**Data lines**
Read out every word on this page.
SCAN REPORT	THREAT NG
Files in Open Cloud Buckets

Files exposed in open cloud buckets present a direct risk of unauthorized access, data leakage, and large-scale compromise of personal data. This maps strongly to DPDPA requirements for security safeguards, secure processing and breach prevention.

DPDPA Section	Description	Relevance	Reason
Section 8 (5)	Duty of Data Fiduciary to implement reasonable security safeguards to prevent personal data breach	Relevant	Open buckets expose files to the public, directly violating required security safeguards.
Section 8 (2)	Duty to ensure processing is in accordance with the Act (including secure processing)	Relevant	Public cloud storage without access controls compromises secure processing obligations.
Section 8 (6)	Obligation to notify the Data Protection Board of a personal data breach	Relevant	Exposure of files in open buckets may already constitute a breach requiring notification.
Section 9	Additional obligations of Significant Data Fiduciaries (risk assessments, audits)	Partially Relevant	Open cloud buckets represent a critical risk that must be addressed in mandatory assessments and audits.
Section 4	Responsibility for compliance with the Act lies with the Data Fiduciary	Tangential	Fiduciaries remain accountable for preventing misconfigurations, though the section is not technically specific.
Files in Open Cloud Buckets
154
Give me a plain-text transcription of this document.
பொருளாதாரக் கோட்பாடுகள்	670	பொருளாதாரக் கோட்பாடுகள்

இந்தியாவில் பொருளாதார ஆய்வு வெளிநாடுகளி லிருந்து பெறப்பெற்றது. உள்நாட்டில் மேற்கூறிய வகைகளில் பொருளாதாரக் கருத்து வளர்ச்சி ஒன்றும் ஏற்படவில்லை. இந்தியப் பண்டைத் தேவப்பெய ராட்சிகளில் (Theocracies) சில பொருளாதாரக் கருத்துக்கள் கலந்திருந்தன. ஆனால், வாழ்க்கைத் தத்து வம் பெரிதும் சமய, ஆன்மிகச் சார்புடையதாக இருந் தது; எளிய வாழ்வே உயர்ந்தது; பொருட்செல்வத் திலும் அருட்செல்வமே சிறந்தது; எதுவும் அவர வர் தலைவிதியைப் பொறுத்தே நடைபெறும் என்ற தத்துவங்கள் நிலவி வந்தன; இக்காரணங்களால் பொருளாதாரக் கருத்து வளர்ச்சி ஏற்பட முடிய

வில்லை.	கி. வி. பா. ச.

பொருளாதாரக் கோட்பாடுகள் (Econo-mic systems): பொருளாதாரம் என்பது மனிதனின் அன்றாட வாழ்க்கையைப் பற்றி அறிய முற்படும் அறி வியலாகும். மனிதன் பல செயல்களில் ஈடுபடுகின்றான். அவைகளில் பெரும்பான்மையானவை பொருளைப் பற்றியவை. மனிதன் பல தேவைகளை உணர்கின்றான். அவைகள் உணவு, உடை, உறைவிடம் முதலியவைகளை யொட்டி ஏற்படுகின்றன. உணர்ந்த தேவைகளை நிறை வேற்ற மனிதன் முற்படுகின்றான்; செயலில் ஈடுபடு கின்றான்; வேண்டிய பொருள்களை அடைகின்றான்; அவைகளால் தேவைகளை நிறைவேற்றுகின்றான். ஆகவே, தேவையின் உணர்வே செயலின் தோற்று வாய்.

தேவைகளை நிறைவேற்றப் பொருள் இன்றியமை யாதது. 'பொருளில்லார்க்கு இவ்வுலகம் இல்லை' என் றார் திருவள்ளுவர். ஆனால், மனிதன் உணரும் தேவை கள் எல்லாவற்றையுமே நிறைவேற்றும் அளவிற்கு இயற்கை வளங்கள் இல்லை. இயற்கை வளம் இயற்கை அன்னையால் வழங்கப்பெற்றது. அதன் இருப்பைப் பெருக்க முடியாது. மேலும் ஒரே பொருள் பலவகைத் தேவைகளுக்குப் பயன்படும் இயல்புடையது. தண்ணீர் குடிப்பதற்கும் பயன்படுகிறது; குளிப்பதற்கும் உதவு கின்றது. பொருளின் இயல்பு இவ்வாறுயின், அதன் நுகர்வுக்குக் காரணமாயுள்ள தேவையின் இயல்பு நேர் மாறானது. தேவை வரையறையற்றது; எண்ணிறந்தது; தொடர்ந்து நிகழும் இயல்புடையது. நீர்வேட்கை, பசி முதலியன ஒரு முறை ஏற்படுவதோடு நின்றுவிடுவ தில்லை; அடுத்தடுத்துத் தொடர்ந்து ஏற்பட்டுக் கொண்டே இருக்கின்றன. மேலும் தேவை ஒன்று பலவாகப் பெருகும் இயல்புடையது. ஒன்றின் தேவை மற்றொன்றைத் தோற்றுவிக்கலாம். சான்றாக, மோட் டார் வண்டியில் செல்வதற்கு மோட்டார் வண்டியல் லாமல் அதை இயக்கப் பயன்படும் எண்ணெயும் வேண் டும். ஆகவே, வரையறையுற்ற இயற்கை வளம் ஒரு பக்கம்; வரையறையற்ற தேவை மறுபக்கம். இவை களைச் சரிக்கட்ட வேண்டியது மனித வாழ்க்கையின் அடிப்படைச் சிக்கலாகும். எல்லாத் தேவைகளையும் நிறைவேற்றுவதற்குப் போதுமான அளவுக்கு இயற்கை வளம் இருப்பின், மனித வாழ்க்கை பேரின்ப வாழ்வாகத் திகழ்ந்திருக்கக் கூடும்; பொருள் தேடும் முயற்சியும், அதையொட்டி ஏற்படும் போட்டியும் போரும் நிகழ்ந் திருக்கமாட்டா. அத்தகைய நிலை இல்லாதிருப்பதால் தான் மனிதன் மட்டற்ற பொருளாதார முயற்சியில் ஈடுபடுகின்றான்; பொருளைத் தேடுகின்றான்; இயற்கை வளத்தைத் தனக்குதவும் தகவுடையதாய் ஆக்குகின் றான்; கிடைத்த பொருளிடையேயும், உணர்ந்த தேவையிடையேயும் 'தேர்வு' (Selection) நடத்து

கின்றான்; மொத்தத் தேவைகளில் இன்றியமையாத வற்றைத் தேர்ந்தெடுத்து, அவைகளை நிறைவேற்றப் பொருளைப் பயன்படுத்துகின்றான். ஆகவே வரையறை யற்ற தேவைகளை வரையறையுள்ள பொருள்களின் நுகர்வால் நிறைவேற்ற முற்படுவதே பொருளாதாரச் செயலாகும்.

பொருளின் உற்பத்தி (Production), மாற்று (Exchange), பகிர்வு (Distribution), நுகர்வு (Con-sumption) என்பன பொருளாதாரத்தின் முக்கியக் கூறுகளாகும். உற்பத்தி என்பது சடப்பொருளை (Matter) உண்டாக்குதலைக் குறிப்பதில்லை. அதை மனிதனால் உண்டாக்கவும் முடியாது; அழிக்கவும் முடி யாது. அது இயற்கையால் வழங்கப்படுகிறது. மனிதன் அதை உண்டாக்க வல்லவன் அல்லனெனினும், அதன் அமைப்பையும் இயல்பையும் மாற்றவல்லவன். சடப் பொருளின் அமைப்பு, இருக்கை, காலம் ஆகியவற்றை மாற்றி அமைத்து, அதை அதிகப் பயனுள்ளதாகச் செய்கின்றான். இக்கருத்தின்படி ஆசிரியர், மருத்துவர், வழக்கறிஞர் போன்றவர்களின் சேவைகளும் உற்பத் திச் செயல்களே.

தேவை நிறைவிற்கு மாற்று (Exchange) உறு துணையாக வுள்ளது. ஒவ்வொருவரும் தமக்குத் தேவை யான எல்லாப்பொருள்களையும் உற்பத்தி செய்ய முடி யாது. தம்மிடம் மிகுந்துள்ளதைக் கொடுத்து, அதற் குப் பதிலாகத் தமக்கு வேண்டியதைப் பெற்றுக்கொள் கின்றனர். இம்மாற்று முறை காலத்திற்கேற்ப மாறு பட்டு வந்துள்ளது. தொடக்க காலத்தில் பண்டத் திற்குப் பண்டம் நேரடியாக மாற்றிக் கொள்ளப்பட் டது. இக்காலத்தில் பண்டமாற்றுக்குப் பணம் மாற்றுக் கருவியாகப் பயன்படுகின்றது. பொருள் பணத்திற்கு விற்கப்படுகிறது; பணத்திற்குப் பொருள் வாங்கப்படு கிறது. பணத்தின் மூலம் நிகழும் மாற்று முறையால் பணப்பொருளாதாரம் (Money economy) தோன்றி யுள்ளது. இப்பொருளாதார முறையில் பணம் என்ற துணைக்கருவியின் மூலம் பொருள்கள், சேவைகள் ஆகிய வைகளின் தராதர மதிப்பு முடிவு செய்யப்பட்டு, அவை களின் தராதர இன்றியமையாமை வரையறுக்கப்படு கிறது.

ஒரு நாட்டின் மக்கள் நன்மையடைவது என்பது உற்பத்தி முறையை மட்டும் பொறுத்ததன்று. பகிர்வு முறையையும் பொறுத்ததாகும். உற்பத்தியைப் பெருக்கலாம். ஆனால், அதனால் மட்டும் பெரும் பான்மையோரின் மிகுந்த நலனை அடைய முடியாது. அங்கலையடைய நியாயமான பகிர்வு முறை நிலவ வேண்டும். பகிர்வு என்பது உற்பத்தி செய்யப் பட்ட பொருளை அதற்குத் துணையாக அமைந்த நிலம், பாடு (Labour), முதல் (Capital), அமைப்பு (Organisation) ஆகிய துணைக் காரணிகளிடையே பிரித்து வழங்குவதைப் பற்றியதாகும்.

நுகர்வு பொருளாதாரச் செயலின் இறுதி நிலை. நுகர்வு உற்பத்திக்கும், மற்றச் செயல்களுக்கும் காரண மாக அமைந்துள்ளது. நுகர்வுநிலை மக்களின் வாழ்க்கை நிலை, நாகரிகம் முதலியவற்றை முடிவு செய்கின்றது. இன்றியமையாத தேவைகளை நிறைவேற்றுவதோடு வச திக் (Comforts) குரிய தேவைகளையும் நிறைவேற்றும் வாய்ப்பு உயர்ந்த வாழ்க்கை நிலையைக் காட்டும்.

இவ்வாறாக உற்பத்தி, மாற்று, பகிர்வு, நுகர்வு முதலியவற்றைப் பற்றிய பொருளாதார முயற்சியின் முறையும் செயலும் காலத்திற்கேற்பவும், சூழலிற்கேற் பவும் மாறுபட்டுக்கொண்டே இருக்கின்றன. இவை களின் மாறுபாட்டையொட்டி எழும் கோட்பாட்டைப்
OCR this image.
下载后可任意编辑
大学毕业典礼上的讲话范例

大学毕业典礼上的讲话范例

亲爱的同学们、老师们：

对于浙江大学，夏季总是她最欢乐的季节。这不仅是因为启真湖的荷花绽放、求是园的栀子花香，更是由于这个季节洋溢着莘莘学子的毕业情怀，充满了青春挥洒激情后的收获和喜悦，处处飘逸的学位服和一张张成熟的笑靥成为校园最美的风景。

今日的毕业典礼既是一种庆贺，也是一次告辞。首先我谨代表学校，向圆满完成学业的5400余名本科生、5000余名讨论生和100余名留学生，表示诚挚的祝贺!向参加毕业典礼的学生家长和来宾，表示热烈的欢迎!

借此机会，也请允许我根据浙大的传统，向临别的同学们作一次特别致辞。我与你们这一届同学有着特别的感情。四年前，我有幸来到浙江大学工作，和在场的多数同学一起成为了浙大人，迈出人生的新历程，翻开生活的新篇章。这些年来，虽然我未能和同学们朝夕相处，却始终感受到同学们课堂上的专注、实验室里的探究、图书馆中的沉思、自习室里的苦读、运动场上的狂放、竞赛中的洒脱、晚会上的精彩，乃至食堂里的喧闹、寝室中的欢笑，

**Problem description**
From the entries above, extract each line containing "DPDPA".

**Response**
Files exposed in open cloud buckets present a direct risk of unauthorized access, data leakage, and large-scale compromise of personal data. This maps strongly to DPDPA requirements for security safeguards, secure processing and breach prevention.
DPDPA Section	Description	Relevance	Reason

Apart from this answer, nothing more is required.